Task to complete »
Would it be possible to write out each entry below exactly, without the pictures?

Dataset items:
▽

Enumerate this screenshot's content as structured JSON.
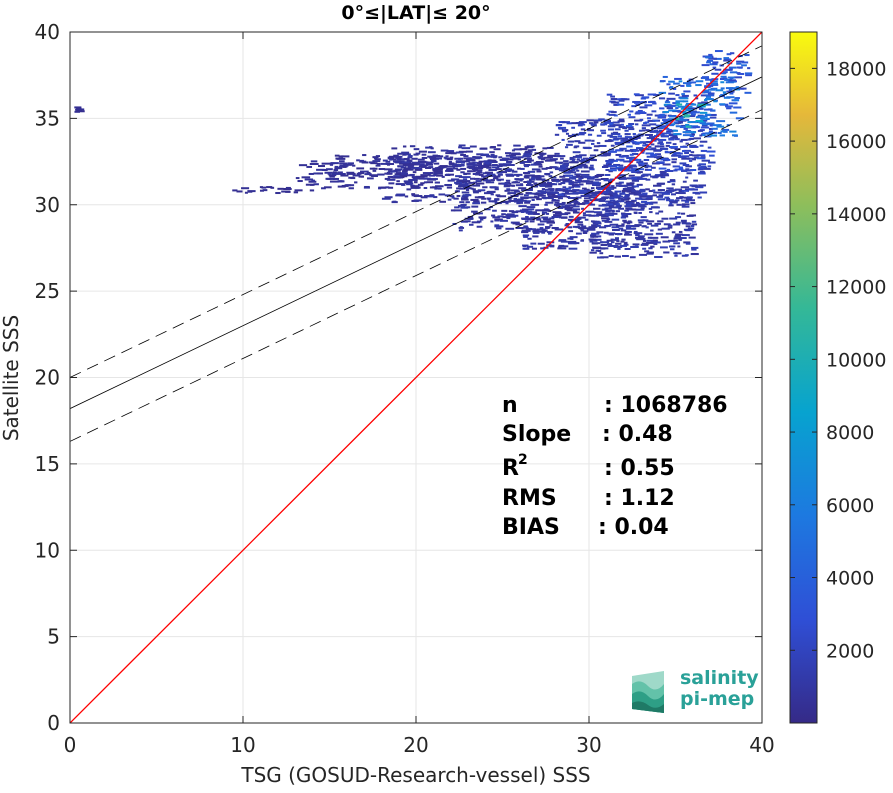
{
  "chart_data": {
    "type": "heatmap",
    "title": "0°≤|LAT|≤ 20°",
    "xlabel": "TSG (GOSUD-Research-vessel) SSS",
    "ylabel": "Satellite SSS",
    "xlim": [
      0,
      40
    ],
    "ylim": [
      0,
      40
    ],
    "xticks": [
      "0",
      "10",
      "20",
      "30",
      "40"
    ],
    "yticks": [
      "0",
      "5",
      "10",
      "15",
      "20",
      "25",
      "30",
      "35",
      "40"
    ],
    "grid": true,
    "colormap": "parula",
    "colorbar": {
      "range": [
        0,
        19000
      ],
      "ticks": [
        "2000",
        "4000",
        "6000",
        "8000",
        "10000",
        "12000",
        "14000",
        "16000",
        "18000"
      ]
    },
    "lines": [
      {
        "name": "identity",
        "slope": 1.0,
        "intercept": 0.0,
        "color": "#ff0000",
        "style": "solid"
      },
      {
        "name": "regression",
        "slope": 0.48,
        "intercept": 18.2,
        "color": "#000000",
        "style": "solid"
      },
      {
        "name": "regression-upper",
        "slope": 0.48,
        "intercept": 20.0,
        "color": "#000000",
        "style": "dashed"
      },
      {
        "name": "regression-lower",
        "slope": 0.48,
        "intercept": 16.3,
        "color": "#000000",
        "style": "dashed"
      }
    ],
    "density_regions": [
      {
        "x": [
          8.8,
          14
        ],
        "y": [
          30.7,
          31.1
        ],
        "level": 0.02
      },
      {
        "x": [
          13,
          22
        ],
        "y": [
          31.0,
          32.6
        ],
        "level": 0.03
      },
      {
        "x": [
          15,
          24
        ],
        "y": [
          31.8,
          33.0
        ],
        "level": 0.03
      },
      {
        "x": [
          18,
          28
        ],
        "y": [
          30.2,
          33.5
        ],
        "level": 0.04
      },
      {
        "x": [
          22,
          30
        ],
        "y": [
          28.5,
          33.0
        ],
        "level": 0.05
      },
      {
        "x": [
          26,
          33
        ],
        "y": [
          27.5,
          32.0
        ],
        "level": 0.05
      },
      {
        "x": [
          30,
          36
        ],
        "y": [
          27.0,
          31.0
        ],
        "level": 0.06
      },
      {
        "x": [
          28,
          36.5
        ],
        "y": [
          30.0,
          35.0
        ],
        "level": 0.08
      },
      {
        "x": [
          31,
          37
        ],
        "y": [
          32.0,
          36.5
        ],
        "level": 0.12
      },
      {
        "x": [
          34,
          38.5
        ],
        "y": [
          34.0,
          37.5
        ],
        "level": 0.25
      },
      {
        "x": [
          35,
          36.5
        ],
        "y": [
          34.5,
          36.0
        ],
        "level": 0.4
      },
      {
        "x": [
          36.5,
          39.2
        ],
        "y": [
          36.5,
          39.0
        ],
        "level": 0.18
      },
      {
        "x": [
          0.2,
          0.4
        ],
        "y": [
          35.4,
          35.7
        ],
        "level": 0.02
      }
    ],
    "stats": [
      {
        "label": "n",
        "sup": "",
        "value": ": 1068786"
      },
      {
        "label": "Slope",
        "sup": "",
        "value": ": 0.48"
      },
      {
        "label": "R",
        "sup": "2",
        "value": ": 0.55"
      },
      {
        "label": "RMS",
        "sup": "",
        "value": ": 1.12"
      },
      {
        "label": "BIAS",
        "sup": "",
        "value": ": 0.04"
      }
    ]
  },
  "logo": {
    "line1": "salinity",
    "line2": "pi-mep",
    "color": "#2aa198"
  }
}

△

Final result »
Enumerate this screenshot's content as structured JSON.
{
  "chart_data": {
    "type": "heatmap",
    "title": "0°≤|LAT|≤ 20°",
    "xlabel": "TSG (GOSUD-Research-vessel) SSS",
    "ylabel": "Satellite SSS",
    "xlim": [
      0,
      40
    ],
    "ylim": [
      0,
      40
    ],
    "xticks": [
      "0",
      "10",
      "20",
      "30",
      "40"
    ],
    "yticks": [
      "0",
      "5",
      "10",
      "15",
      "20",
      "25",
      "30",
      "35",
      "40"
    ],
    "grid": true,
    "colormap": "parula",
    "colorbar": {
      "range": [
        0,
        19000
      ],
      "ticks": [
        "2000",
        "4000",
        "6000",
        "8000",
        "10000",
        "12000",
        "14000",
        "16000",
        "18000"
      ]
    },
    "lines": [
      {
        "name": "identity",
        "slope": 1.0,
        "intercept": 0.0,
        "color": "#ff0000",
        "style": "solid"
      },
      {
        "name": "regression",
        "slope": 0.48,
        "intercept": 18.2,
        "color": "#000000",
        "style": "solid"
      },
      {
        "name": "regression-upper",
        "slope": 0.48,
        "intercept": 20.0,
        "color": "#000000",
        "style": "dashed"
      },
      {
        "name": "regression-lower",
        "slope": 0.48,
        "intercept": 16.3,
        "color": "#000000",
        "style": "dashed"
      }
    ],
    "density_regions": [
      {
        "x": [
          8.8,
          14
        ],
        "y": [
          30.7,
          31.1
        ],
        "level": 0.02
      },
      {
        "x": [
          13,
          22
        ],
        "y": [
          31.0,
          32.6
        ],
        "level": 0.03
      },
      {
        "x": [
          15,
          24
        ],
        "y": [
          31.8,
          33.0
        ],
        "level": 0.03
      },
      {
        "x": [
          18,
          28
        ],
        "y": [
          30.2,
          33.5
        ],
        "level": 0.04
      },
      {
        "x": [
          22,
          30
        ],
        "y": [
          28.5,
          33.0
        ],
        "level": 0.05
      },
      {
        "x": [
          26,
          33
        ],
        "y": [
          27.5,
          32.0
        ],
        "level": 0.05
      },
      {
        "x": [
          30,
          36
        ],
        "y": [
          27.0,
          31.0
        ],
        "level": 0.06
      },
      {
        "x": [
          28,
          36.5
        ],
        "y": [
          30.0,
          35.0
        ],
        "level": 0.08
      },
      {
        "x": [
          31,
          37
        ],
        "y": [
          32.0,
          36.5
        ],
        "level": 0.12
      },
      {
        "x": [
          34,
          38.5
        ],
        "y": [
          34.0,
          37.5
        ],
        "level": 0.25
      },
      {
        "x": [
          35,
          36.5
        ],
        "y": [
          34.5,
          36.0
        ],
        "level": 0.4
      },
      {
        "x": [
          36.5,
          39.2
        ],
        "y": [
          36.5,
          39.0
        ],
        "level": 0.18
      },
      {
        "x": [
          0.2,
          0.4
        ],
        "y": [
          35.4,
          35.7
        ],
        "level": 0.02
      }
    ],
    "stats": [
      {
        "label": "n",
        "sup": "",
        "value": ": 1068786"
      },
      {
        "label": "Slope",
        "sup": "",
        "value": ": 0.48"
      },
      {
        "label": "R",
        "sup": "2",
        "value": ": 0.55"
      },
      {
        "label": "RMS",
        "sup": "",
        "value": ": 1.12"
      },
      {
        "label": "BIAS",
        "sup": "",
        "value": ": 0.04"
      }
    ]
  },
  "logo": {
    "line1": "salinity",
    "line2": "pi-mep",
    "color": "#2aa198"
  }
}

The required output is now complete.